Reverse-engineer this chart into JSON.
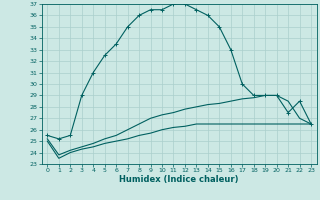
{
  "xlabel": "Humidex (Indice chaleur)",
  "xlim": [
    -0.5,
    23.5
  ],
  "ylim": [
    23,
    37
  ],
  "yticks": [
    23,
    24,
    25,
    26,
    27,
    28,
    29,
    30,
    31,
    32,
    33,
    34,
    35,
    36,
    37
  ],
  "xticks": [
    0,
    1,
    2,
    3,
    4,
    5,
    6,
    7,
    8,
    9,
    10,
    11,
    12,
    13,
    14,
    15,
    16,
    17,
    18,
    19,
    20,
    21,
    22,
    23
  ],
  "bg_color": "#cce8e4",
  "line_color": "#006060",
  "grid_color": "#aacfcc",
  "curve1_x": [
    0,
    1,
    2,
    3,
    4,
    5,
    6,
    7,
    8,
    9,
    10,
    11,
    12,
    13,
    14,
    15,
    16,
    17,
    18,
    19,
    20,
    21,
    22,
    23
  ],
  "curve1_y": [
    25.5,
    25.2,
    25.5,
    29.0,
    31.0,
    32.5,
    33.5,
    35.0,
    36.0,
    36.5,
    36.5,
    37.0,
    37.0,
    36.5,
    36.0,
    35.0,
    33.0,
    30.0,
    29.0,
    29.0,
    29.0,
    27.5,
    28.5,
    26.5
  ],
  "curve2_x": [
    0,
    1,
    2,
    3,
    4,
    5,
    6,
    7,
    8,
    9,
    10,
    11,
    12,
    13,
    14,
    15,
    16,
    17,
    18,
    19,
    20,
    21,
    22,
    23
  ],
  "curve2_y": [
    25.0,
    23.5,
    24.0,
    24.3,
    24.5,
    24.8,
    25.0,
    25.2,
    25.5,
    25.7,
    26.0,
    26.2,
    26.3,
    26.5,
    26.5,
    26.5,
    26.5,
    26.5,
    26.5,
    26.5,
    26.5,
    26.5,
    26.5,
    26.5
  ],
  "curve3_x": [
    0,
    1,
    2,
    3,
    4,
    5,
    6,
    7,
    8,
    9,
    10,
    11,
    12,
    13,
    14,
    15,
    16,
    17,
    18,
    19,
    20,
    21,
    22,
    23
  ],
  "curve3_y": [
    25.2,
    23.8,
    24.2,
    24.5,
    24.8,
    25.2,
    25.5,
    26.0,
    26.5,
    27.0,
    27.3,
    27.5,
    27.8,
    28.0,
    28.2,
    28.3,
    28.5,
    28.7,
    28.8,
    29.0,
    29.0,
    28.5,
    27.0,
    26.5
  ],
  "tick_fontsize": 4.5,
  "xlabel_fontsize": 6.0,
  "lw": 0.8
}
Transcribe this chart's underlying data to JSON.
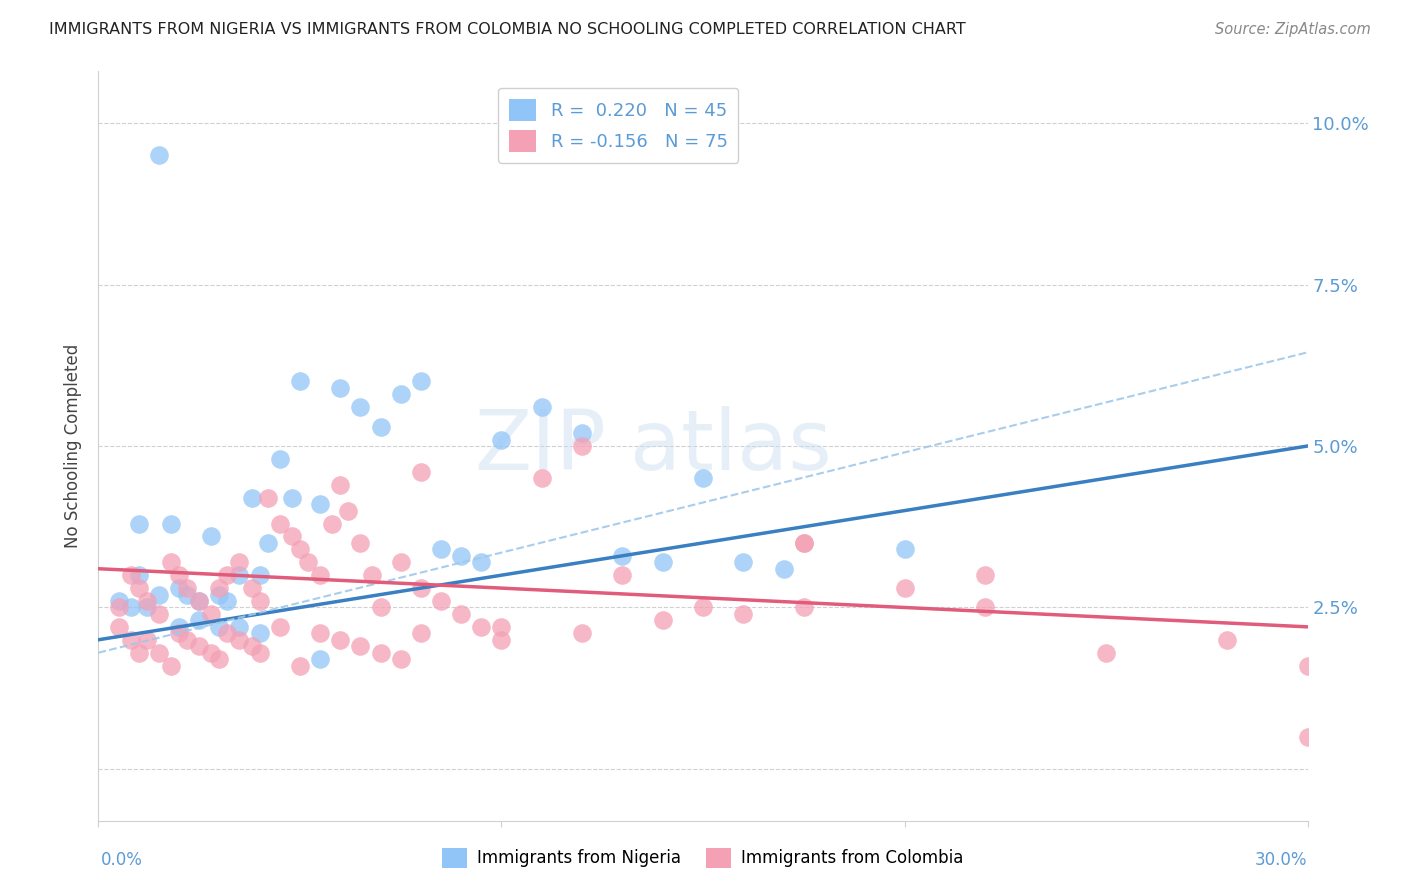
{
  "title": "IMMIGRANTS FROM NIGERIA VS IMMIGRANTS FROM COLOMBIA NO SCHOOLING COMPLETED CORRELATION CHART",
  "source": "Source: ZipAtlas.com",
  "ylabel": "No Schooling Completed",
  "yticks": [
    0.0,
    0.025,
    0.05,
    0.075,
    0.1
  ],
  "ytick_labels": [
    "",
    "2.5%",
    "5.0%",
    "7.5%",
    "10.0%"
  ],
  "xlim": [
    0.0,
    0.3
  ],
  "ylim": [
    -0.008,
    0.108
  ],
  "nigeria_color": "#92c5f7",
  "colombia_color": "#f4a0b5",
  "nigeria_line_color": "#3a7fc1",
  "colombia_line_color": "#e05c7a",
  "nigeria_line_intercept": 0.02,
  "nigeria_line_slope": 0.1,
  "colombia_line_intercept": 0.031,
  "colombia_line_slope": -0.03,
  "nigeria_dash_intercept": 0.018,
  "nigeria_dash_slope": 0.155,
  "nigeria_dash_color": "#a0c8e8",
  "watermark_zip": "ZIP",
  "watermark_atlas": "atlas",
  "nigeria_scatter_x": [
    0.005,
    0.008,
    0.01,
    0.012,
    0.015,
    0.018,
    0.02,
    0.022,
    0.025,
    0.028,
    0.03,
    0.032,
    0.035,
    0.038,
    0.04,
    0.042,
    0.045,
    0.048,
    0.05,
    0.055,
    0.06,
    0.065,
    0.07,
    0.075,
    0.08,
    0.085,
    0.09,
    0.095,
    0.1,
    0.11,
    0.12,
    0.13,
    0.14,
    0.15,
    0.16,
    0.17,
    0.02,
    0.025,
    0.03,
    0.035,
    0.04,
    0.055,
    0.01,
    0.015,
    0.2
  ],
  "nigeria_scatter_y": [
    0.026,
    0.025,
    0.03,
    0.025,
    0.027,
    0.038,
    0.028,
    0.027,
    0.026,
    0.036,
    0.027,
    0.026,
    0.03,
    0.042,
    0.03,
    0.035,
    0.048,
    0.042,
    0.06,
    0.041,
    0.059,
    0.056,
    0.053,
    0.058,
    0.06,
    0.034,
    0.033,
    0.032,
    0.051,
    0.056,
    0.052,
    0.033,
    0.032,
    0.045,
    0.032,
    0.031,
    0.022,
    0.023,
    0.022,
    0.022,
    0.021,
    0.017,
    0.038,
    0.095,
    0.034
  ],
  "colombia_scatter_x": [
    0.005,
    0.008,
    0.01,
    0.012,
    0.015,
    0.018,
    0.02,
    0.022,
    0.025,
    0.028,
    0.03,
    0.032,
    0.035,
    0.038,
    0.04,
    0.042,
    0.045,
    0.048,
    0.05,
    0.052,
    0.055,
    0.058,
    0.06,
    0.062,
    0.065,
    0.068,
    0.07,
    0.075,
    0.08,
    0.085,
    0.09,
    0.095,
    0.1,
    0.11,
    0.13,
    0.15,
    0.005,
    0.008,
    0.01,
    0.012,
    0.015,
    0.018,
    0.02,
    0.022,
    0.025,
    0.028,
    0.03,
    0.032,
    0.035,
    0.038,
    0.04,
    0.045,
    0.05,
    0.055,
    0.06,
    0.065,
    0.07,
    0.075,
    0.08,
    0.1,
    0.12,
    0.14,
    0.16,
    0.175,
    0.2,
    0.22,
    0.25,
    0.28,
    0.3,
    0.175,
    0.22,
    0.3,
    0.175,
    0.12,
    0.08
  ],
  "colombia_scatter_y": [
    0.025,
    0.03,
    0.028,
    0.026,
    0.024,
    0.032,
    0.03,
    0.028,
    0.026,
    0.024,
    0.028,
    0.03,
    0.032,
    0.028,
    0.026,
    0.042,
    0.038,
    0.036,
    0.034,
    0.032,
    0.03,
    0.038,
    0.044,
    0.04,
    0.035,
    0.03,
    0.025,
    0.032,
    0.028,
    0.026,
    0.024,
    0.022,
    0.02,
    0.045,
    0.03,
    0.025,
    0.022,
    0.02,
    0.018,
    0.02,
    0.018,
    0.016,
    0.021,
    0.02,
    0.019,
    0.018,
    0.017,
    0.021,
    0.02,
    0.019,
    0.018,
    0.022,
    0.016,
    0.021,
    0.02,
    0.019,
    0.018,
    0.017,
    0.021,
    0.022,
    0.021,
    0.023,
    0.024,
    0.025,
    0.028,
    0.025,
    0.018,
    0.02,
    0.005,
    0.035,
    0.03,
    0.016,
    0.035,
    0.05,
    0.046
  ]
}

= Brief =
Quote the entries above word for word. Leave the images out.

= Response to the task =
Reverse-engineer this chart into JSON.
{
  "xlabel": "Humidex (Indice chaleur)",
  "xlim": [
    -0.5,
    23.5
  ],
  "ylim": [
    23,
    37
  ],
  "yticks": [
    23,
    24,
    25,
    26,
    27,
    28,
    29,
    30,
    31,
    32,
    33,
    34,
    35,
    36,
    37
  ],
  "xticks": [
    0,
    1,
    2,
    3,
    4,
    5,
    6,
    7,
    8,
    9,
    10,
    11,
    12,
    13,
    14,
    15,
    16,
    17,
    18,
    19,
    20,
    21,
    22,
    23
  ],
  "bg_color": "#cce8e4",
  "line_color": "#006060",
  "grid_color": "#aacfcc",
  "curve1_x": [
    0,
    1,
    2,
    3,
    4,
    5,
    6,
    7,
    8,
    9,
    10,
    11,
    12,
    13,
    14,
    15,
    16,
    17,
    18,
    19,
    20,
    21,
    22,
    23
  ],
  "curve1_y": [
    25.5,
    25.2,
    25.5,
    29.0,
    31.0,
    32.5,
    33.5,
    35.0,
    36.0,
    36.5,
    36.5,
    37.0,
    37.0,
    36.5,
    36.0,
    35.0,
    33.0,
    30.0,
    29.0,
    29.0,
    29.0,
    27.5,
    28.5,
    26.5
  ],
  "curve2_x": [
    0,
    1,
    2,
    3,
    4,
    5,
    6,
    7,
    8,
    9,
    10,
    11,
    12,
    13,
    14,
    15,
    16,
    17,
    18,
    19,
    20,
    21,
    22,
    23
  ],
  "curve2_y": [
    25.0,
    23.5,
    24.0,
    24.3,
    24.5,
    24.8,
    25.0,
    25.2,
    25.5,
    25.7,
    26.0,
    26.2,
    26.3,
    26.5,
    26.5,
    26.5,
    26.5,
    26.5,
    26.5,
    26.5,
    26.5,
    26.5,
    26.5,
    26.5
  ],
  "curve3_x": [
    0,
    1,
    2,
    3,
    4,
    5,
    6,
    7,
    8,
    9,
    10,
    11,
    12,
    13,
    14,
    15,
    16,
    17,
    18,
    19,
    20,
    21,
    22,
    23
  ],
  "curve3_y": [
    25.2,
    23.8,
    24.2,
    24.5,
    24.8,
    25.2,
    25.5,
    26.0,
    26.5,
    27.0,
    27.3,
    27.5,
    27.8,
    28.0,
    28.2,
    28.3,
    28.5,
    28.7,
    28.8,
    29.0,
    29.0,
    28.5,
    27.0,
    26.5
  ],
  "tick_fontsize": 4.5,
  "xlabel_fontsize": 6.0,
  "lw": 0.8
}
Transcribe this chart's underlying data to JSON.
{
  "title": "IMMIGRANTS FROM NIGERIA VS IMMIGRANTS FROM COLOMBIA NO SCHOOLING COMPLETED CORRELATION CHART",
  "source": "Source: ZipAtlas.com",
  "ylabel": "No Schooling Completed",
  "yticks": [
    0.0,
    0.025,
    0.05,
    0.075,
    0.1
  ],
  "ytick_labels": [
    "",
    "2.5%",
    "5.0%",
    "7.5%",
    "10.0%"
  ],
  "xlim": [
    0.0,
    0.3
  ],
  "ylim": [
    -0.008,
    0.108
  ],
  "nigeria_color": "#92c5f7",
  "colombia_color": "#f4a0b5",
  "nigeria_line_color": "#3a7fc1",
  "colombia_line_color": "#e05c7a",
  "nigeria_line_intercept": 0.02,
  "nigeria_line_slope": 0.1,
  "colombia_line_intercept": 0.031,
  "colombia_line_slope": -0.03,
  "nigeria_dash_intercept": 0.018,
  "nigeria_dash_slope": 0.155,
  "nigeria_dash_color": "#a0c8e8",
  "watermark_zip": "ZIP",
  "watermark_atlas": "atlas",
  "nigeria_scatter_x": [
    0.005,
    0.008,
    0.01,
    0.012,
    0.015,
    0.018,
    0.02,
    0.022,
    0.025,
    0.028,
    0.03,
    0.032,
    0.035,
    0.038,
    0.04,
    0.042,
    0.045,
    0.048,
    0.05,
    0.055,
    0.06,
    0.065,
    0.07,
    0.075,
    0.08,
    0.085,
    0.09,
    0.095,
    0.1,
    0.11,
    0.12,
    0.13,
    0.14,
    0.15,
    0.16,
    0.17,
    0.02,
    0.025,
    0.03,
    0.035,
    0.04,
    0.055,
    0.01,
    0.015,
    0.2
  ],
  "nigeria_scatter_y": [
    0.026,
    0.025,
    0.03,
    0.025,
    0.027,
    0.038,
    0.028,
    0.027,
    0.026,
    0.036,
    0.027,
    0.026,
    0.03,
    0.042,
    0.03,
    0.035,
    0.048,
    0.042,
    0.06,
    0.041,
    0.059,
    0.056,
    0.053,
    0.058,
    0.06,
    0.034,
    0.033,
    0.032,
    0.051,
    0.056,
    0.052,
    0.033,
    0.032,
    0.045,
    0.032,
    0.031,
    0.022,
    0.023,
    0.022,
    0.022,
    0.021,
    0.017,
    0.038,
    0.095,
    0.034
  ],
  "colombia_scatter_x": [
    0.005,
    0.008,
    0.01,
    0.012,
    0.015,
    0.018,
    0.02,
    0.022,
    0.025,
    0.028,
    0.03,
    0.032,
    0.035,
    0.038,
    0.04,
    0.042,
    0.045,
    0.048,
    0.05,
    0.052,
    0.055,
    0.058,
    0.06,
    0.062,
    0.065,
    0.068,
    0.07,
    0.075,
    0.08,
    0.085,
    0.09,
    0.095,
    0.1,
    0.11,
    0.13,
    0.15,
    0.005,
    0.008,
    0.01,
    0.012,
    0.015,
    0.018,
    0.02,
    0.022,
    0.025,
    0.028,
    0.03,
    0.032,
    0.035,
    0.038,
    0.04,
    0.045,
    0.05,
    0.055,
    0.06,
    0.065,
    0.07,
    0.075,
    0.08,
    0.1,
    0.12,
    0.14,
    0.16,
    0.175,
    0.2,
    0.22,
    0.25,
    0.28,
    0.3,
    0.175,
    0.22,
    0.3,
    0.175,
    0.12,
    0.08
  ],
  "colombia_scatter_y": [
    0.025,
    0.03,
    0.028,
    0.026,
    0.024,
    0.032,
    0.03,
    0.028,
    0.026,
    0.024,
    0.028,
    0.03,
    0.032,
    0.028,
    0.026,
    0.042,
    0.038,
    0.036,
    0.034,
    0.032,
    0.03,
    0.038,
    0.044,
    0.04,
    0.035,
    0.03,
    0.025,
    0.032,
    0.028,
    0.026,
    0.024,
    0.022,
    0.02,
    0.045,
    0.03,
    0.025,
    0.022,
    0.02,
    0.018,
    0.02,
    0.018,
    0.016,
    0.021,
    0.02,
    0.019,
    0.018,
    0.017,
    0.021,
    0.02,
    0.019,
    0.018,
    0.022,
    0.016,
    0.021,
    0.02,
    0.019,
    0.018,
    0.017,
    0.021,
    0.022,
    0.021,
    0.023,
    0.024,
    0.025,
    0.028,
    0.025,
    0.018,
    0.02,
    0.005,
    0.035,
    0.03,
    0.016,
    0.035,
    0.05,
    0.046
  ]
}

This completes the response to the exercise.